| Dataset rows |
----------
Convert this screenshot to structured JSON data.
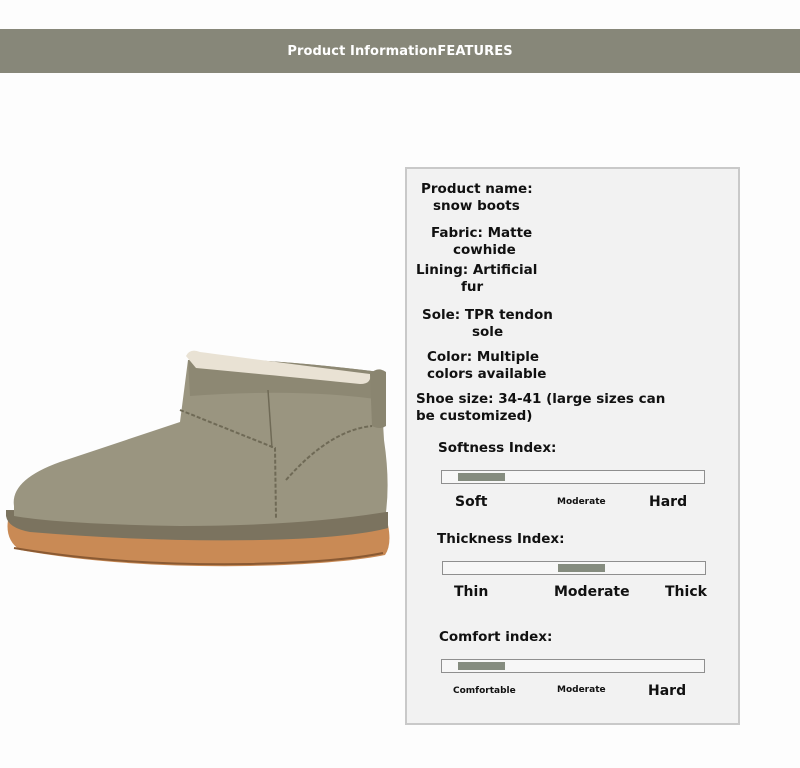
{
  "banner": {
    "title": "Product InformationFEATURES"
  },
  "product": {
    "name_label": "Product name:",
    "name_value": "snow boots",
    "fabric_label": "Fabric: Matte",
    "fabric_value": "cowhide",
    "lining_label": "Lining: Artificial",
    "lining_value": "fur",
    "sole_label": "Sole: TPR tendon",
    "sole_value": "sole",
    "color_label": "Color: Multiple",
    "color_value": "colors available",
    "size_line1": "Shoe size: 34-41 (large sizes can",
    "size_line2": "be customized)"
  },
  "indices": {
    "softness": {
      "title": "Softness Index:",
      "labels": [
        "Soft",
        "Moderate",
        "Hard"
      ],
      "level": 0.15
    },
    "thickness": {
      "title": "Thickness Index:",
      "labels": [
        "Thin",
        "Moderate",
        "Thick"
      ],
      "level": 0.5
    },
    "comfort": {
      "title": "Comfort index:",
      "labels": [
        "Comfortable",
        "Moderate",
        "Hard"
      ],
      "level": 0.15
    }
  },
  "colors": {
    "banner": "#878779",
    "slider_fill": "#858c7f",
    "boot_suede": "#9a9580",
    "sole": "#c98a55"
  }
}
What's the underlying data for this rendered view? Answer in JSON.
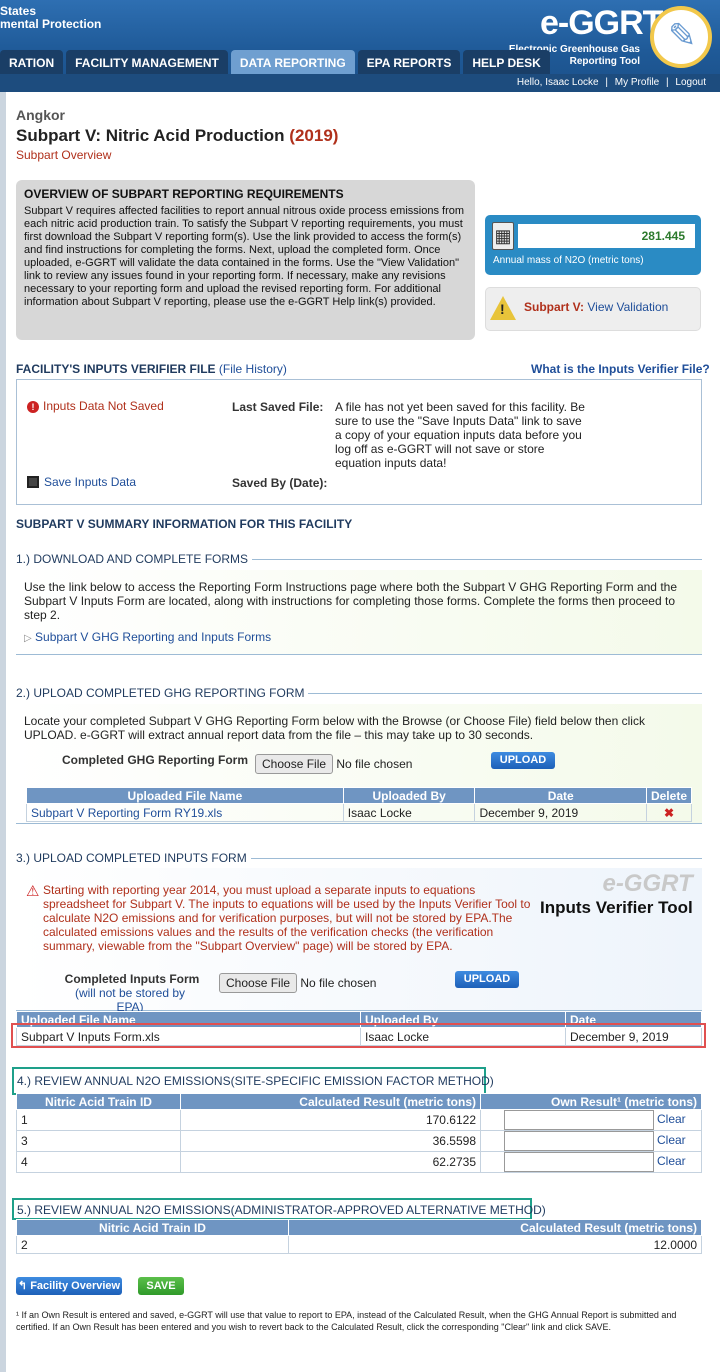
{
  "header": {
    "agency_line1": "States",
    "agency_line2": "mental Protection",
    "logo": "e-GGRT",
    "logo_sub1": "Electronic Greenhouse Gas",
    "logo_sub2": "Reporting Tool"
  },
  "nav": {
    "tabs": [
      "RATION",
      "FACILITY MANAGEMENT",
      "DATA REPORTING",
      "EPA REPORTS",
      "HELP DESK"
    ]
  },
  "userbar": {
    "hello": "Hello, Isaac Locke",
    "sep": "|",
    "profile": "My Profile",
    "logout": "Logout"
  },
  "page": {
    "facility": "Angkor",
    "title": "Subpart V: Nitric Acid Production",
    "year": "(2019)",
    "subtitle": "Subpart Overview"
  },
  "overview": {
    "heading": "OVERVIEW OF SUBPART REPORTING REQUIREMENTS",
    "text": "Subpart V requires affected facilities to report annual nitrous oxide process emissions from each nitric acid production train. To satisfy the Subpart V reporting requirements, you must first download the Subpart V reporting form(s). Use the link provided to access the form(s) and find instructions for completing the forms. Next, upload the completed form. Once uploaded, e-GGRT will validate the data contained in the forms. Use the \"View Validation\" link to review any issues found in your reporting form. If necessary, make any revisions necessary to your reporting form and upload the revised reporting form. For additional information about Subpart V reporting, please use the e-GGRT Help link(s) provided."
  },
  "mass": {
    "value": "281.445",
    "label": "Annual mass of N2O (metric tons)"
  },
  "validation": {
    "label": "Subpart V:",
    "link": "View Validation"
  },
  "verifier": {
    "heading": "FACILITY'S INPUTS VERIFIER FILE",
    "history": "(File History)",
    "what": "What is the Inputs Verifier File?",
    "status": "Inputs Data Not Saved",
    "last_saved": "Last Saved File:",
    "message": "A file has not yet been saved for this facility. Be sure to use the \"Save Inputs Data\" link to save a copy of your equation inputs data before you log off as e-GGRT will not save or store equation inputs data!",
    "save_link": "Save Inputs Data",
    "saved_by": "Saved By (Date):"
  },
  "summary": {
    "heading": "SUBPART V SUMMARY INFORMATION FOR THIS FACILITY"
  },
  "step1": {
    "title": "1.) DOWNLOAD AND COMPLETE FORMS",
    "text": "Use the link below to access the Reporting Form Instructions page where both the Subpart V GHG Reporting Form and the Subpart V Inputs Form are located, along with instructions for completing those forms. Complete the forms then proceed to step 2.",
    "link": "Subpart V GHG Reporting and Inputs Forms"
  },
  "step2": {
    "title": "2.) UPLOAD COMPLETED GHG REPORTING FORM",
    "text": "Locate your completed Subpart V GHG Reporting Form below with the Browse (or Choose File) field below then click UPLOAD. e-GGRT will extract annual report data from the file – this may take up to 30 seconds.",
    "form_label": "Completed GHG Reporting Form",
    "choose": "Choose File",
    "nofile": "No file chosen",
    "upload": "UPLOAD",
    "columns": [
      "Uploaded File Name",
      "Uploaded By",
      "Date",
      "Delete"
    ],
    "row": {
      "file": "Subpart V Reporting Form RY19.xls",
      "by": "Isaac Locke",
      "date": "December 9, 2019",
      "del": "✖"
    }
  },
  "step3": {
    "title": "3.) UPLOAD COMPLETED INPUTS FORM",
    "warning": "Starting with reporting year 2014, you must upload a separate inputs to equations spreadsheet for Subpart V. The inputs to equations will be used by the Inputs Verifier Tool to calculate N2O emissions and for verification purposes, but will not be stored by EPA.The calculated emissions values and the results of the verification checks (the verification summary, viewable from the \"Subpart Overview\" page) will be stored by EPA.",
    "logo_a": "e-GGRT",
    "logo_b": "Inputs Verifier Tool",
    "form_label": "Completed Inputs Form",
    "form_note": "(will not be stored by EPA)",
    "choose": "Choose File",
    "nofile": "No file chosen",
    "upload": "UPLOAD",
    "columns": [
      "Uploaded File Name",
      "Uploaded By",
      "Date"
    ],
    "row": {
      "file": "Subpart V Inputs Form.xls",
      "by": "Isaac Locke",
      "date": "December 9, 2019"
    }
  },
  "step4": {
    "title": "4.) REVIEW ANNUAL N2O EMISSIONS(SITE-SPECIFIC EMISSION FACTOR METHOD)",
    "columns": [
      "Nitric Acid Train ID",
      "Calculated Result (metric tons)",
      "Own Result¹ (metric tons)"
    ],
    "rows": [
      {
        "id": "1",
        "calc": "170.6122",
        "clear": "Clear"
      },
      {
        "id": "3",
        "calc": "36.5598",
        "clear": "Clear"
      },
      {
        "id": "4",
        "calc": "62.2735",
        "clear": "Clear"
      }
    ]
  },
  "step5": {
    "title": "5.) REVIEW ANNUAL N2O EMISSIONS(ADMINISTRATOR-APPROVED ALTERNATIVE METHOD)",
    "columns": [
      "Nitric Acid Train ID",
      "Calculated Result (metric tons)"
    ],
    "rows": [
      {
        "id": "2",
        "calc": "12.0000"
      }
    ]
  },
  "buttons": {
    "overview": "Facility Overview",
    "save": "SAVE"
  },
  "footnote": "¹ If an Own Result is entered and saved, e-GGRT will use that value to report to EPA, instead of the Calculated Result, when the GHG Annual Report is submitted and certified. If an Own Result has been entered and you wish to revert back to the Calculated Result, click the corresponding \"Clear\" link and click SAVE."
}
----------
| Goal of the exercise |
Reproduce the records above exactly, leaving out every picture they contain.

| Reply to the exercise |
Convert this screenshot to structured JSON data.
{
  "banner": {
    "title": "Product InformationFEATURES"
  },
  "product": {
    "name_label": "Product name:",
    "name_value": "snow boots",
    "fabric_label": "Fabric: Matte",
    "fabric_value": "cowhide",
    "lining_label": "Lining: Artificial",
    "lining_value": "fur",
    "sole_label": "Sole: TPR tendon",
    "sole_value": "sole",
    "color_label": "Color: Multiple",
    "color_value": "colors available",
    "size_line1": "Shoe size: 34-41 (large sizes can",
    "size_line2": "be customized)"
  },
  "indices": {
    "softness": {
      "title": "Softness Index:",
      "labels": [
        "Soft",
        "Moderate",
        "Hard"
      ],
      "level": 0.15
    },
    "thickness": {
      "title": "Thickness Index:",
      "labels": [
        "Thin",
        "Moderate",
        "Thick"
      ],
      "level": 0.5
    },
    "comfort": {
      "title": "Comfort index:",
      "labels": [
        "Comfortable",
        "Moderate",
        "Hard"
      ],
      "level": 0.15
    }
  },
  "colors": {
    "banner": "#878779",
    "slider_fill": "#858c7f",
    "boot_suede": "#9a9580",
    "sole": "#c98a55"
  }
}
What's the underlying data for this rendered view? Answer in JSON.
{
  "header": {
    "agency_line1": "States",
    "agency_line2": "mental Protection",
    "logo": "e-GGRT",
    "logo_sub1": "Electronic Greenhouse Gas",
    "logo_sub2": "Reporting Tool"
  },
  "nav": {
    "tabs": [
      "RATION",
      "FACILITY MANAGEMENT",
      "DATA REPORTING",
      "EPA REPORTS",
      "HELP DESK"
    ]
  },
  "userbar": {
    "hello": "Hello, Isaac Locke",
    "sep": "|",
    "profile": "My Profile",
    "logout": "Logout"
  },
  "page": {
    "facility": "Angkor",
    "title": "Subpart V: Nitric Acid Production",
    "year": "(2019)",
    "subtitle": "Subpart Overview"
  },
  "overview": {
    "heading": "OVERVIEW OF SUBPART REPORTING REQUIREMENTS",
    "text": "Subpart V requires affected facilities to report annual nitrous oxide process emissions from each nitric acid production train. To satisfy the Subpart V reporting requirements, you must first download the Subpart V reporting form(s). Use the link provided to access the form(s) and find instructions for completing the forms. Next, upload the completed form. Once uploaded, e-GGRT will validate the data contained in the forms. Use the \"View Validation\" link to review any issues found in your reporting form. If necessary, make any revisions necessary to your reporting form and upload the revised reporting form. For additional information about Subpart V reporting, please use the e-GGRT Help link(s) provided."
  },
  "mass": {
    "value": "281.445",
    "label": "Annual mass of N2O (metric tons)"
  },
  "validation": {
    "label": "Subpart V:",
    "link": "View Validation"
  },
  "verifier": {
    "heading": "FACILITY'S INPUTS VERIFIER FILE",
    "history": "(File History)",
    "what": "What is the Inputs Verifier File?",
    "status": "Inputs Data Not Saved",
    "last_saved": "Last Saved File:",
    "message": "A file has not yet been saved for this facility. Be sure to use the \"Save Inputs Data\" link to save a copy of your equation inputs data before you log off as e-GGRT will not save or store equation inputs data!",
    "save_link": "Save Inputs Data",
    "saved_by": "Saved By (Date):"
  },
  "summary": {
    "heading": "SUBPART V SUMMARY INFORMATION FOR THIS FACILITY"
  },
  "step1": {
    "title": "1.) DOWNLOAD AND COMPLETE FORMS",
    "text": "Use the link below to access the Reporting Form Instructions page where both the Subpart V GHG Reporting Form and the Subpart V Inputs Form are located, along with instructions for completing those forms. Complete the forms then proceed to step 2.",
    "link": "Subpart V GHG Reporting and Inputs Forms"
  },
  "step2": {
    "title": "2.) UPLOAD COMPLETED GHG REPORTING FORM",
    "text": "Locate your completed Subpart V GHG Reporting Form below with the Browse (or Choose File) field below then click UPLOAD. e-GGRT will extract annual report data from the file – this may take up to 30 seconds.",
    "form_label": "Completed GHG Reporting Form",
    "choose": "Choose File",
    "nofile": "No file chosen",
    "upload": "UPLOAD",
    "columns": [
      "Uploaded File Name",
      "Uploaded By",
      "Date",
      "Delete"
    ],
    "row": {
      "file": "Subpart V Reporting Form RY19.xls",
      "by": "Isaac Locke",
      "date": "December 9, 2019",
      "del": "✖"
    }
  },
  "step3": {
    "title": "3.) UPLOAD COMPLETED INPUTS FORM",
    "warning": "Starting with reporting year 2014, you must upload a separate inputs to equations spreadsheet for Subpart V. The inputs to equations will be used by the Inputs Verifier Tool to calculate N2O emissions and for verification purposes, but will not be stored by EPA.The calculated emissions values and the results of the verification checks (the verification summary, viewable from the \"Subpart Overview\" page) will be stored by EPA.",
    "logo_a": "e-GGRT",
    "logo_b": "Inputs Verifier Tool",
    "form_label": "Completed Inputs Form",
    "form_note": "(will not be stored by EPA)",
    "choose": "Choose File",
    "nofile": "No file chosen",
    "upload": "UPLOAD",
    "columns": [
      "Uploaded File Name",
      "Uploaded By",
      "Date"
    ],
    "row": {
      "file": "Subpart V Inputs Form.xls",
      "by": "Isaac Locke",
      "date": "December 9, 2019"
    }
  },
  "step4": {
    "title": "4.) REVIEW ANNUAL N2O EMISSIONS(SITE-SPECIFIC EMISSION FACTOR METHOD)",
    "columns": [
      "Nitric Acid Train ID",
      "Calculated Result (metric tons)",
      "Own Result¹ (metric tons)"
    ],
    "rows": [
      {
        "id": "1",
        "calc": "170.6122",
        "clear": "Clear"
      },
      {
        "id": "3",
        "calc": "36.5598",
        "clear": "Clear"
      },
      {
        "id": "4",
        "calc": "62.2735",
        "clear": "Clear"
      }
    ]
  },
  "step5": {
    "title": "5.) REVIEW ANNUAL N2O EMISSIONS(ADMINISTRATOR-APPROVED ALTERNATIVE METHOD)",
    "columns": [
      "Nitric Acid Train ID",
      "Calculated Result (metric tons)"
    ],
    "rows": [
      {
        "id": "2",
        "calc": "12.0000"
      }
    ]
  },
  "buttons": {
    "overview": "Facility Overview",
    "save": "SAVE"
  },
  "footnote": "¹ If an Own Result is entered and saved, e-GGRT will use that value to report to EPA, instead of the Calculated Result, when the GHG Annual Report is submitted and certified. If an Own Result has been entered and you wish to revert back to the Calculated Result, click the corresponding \"Clear\" link and click SAVE."
}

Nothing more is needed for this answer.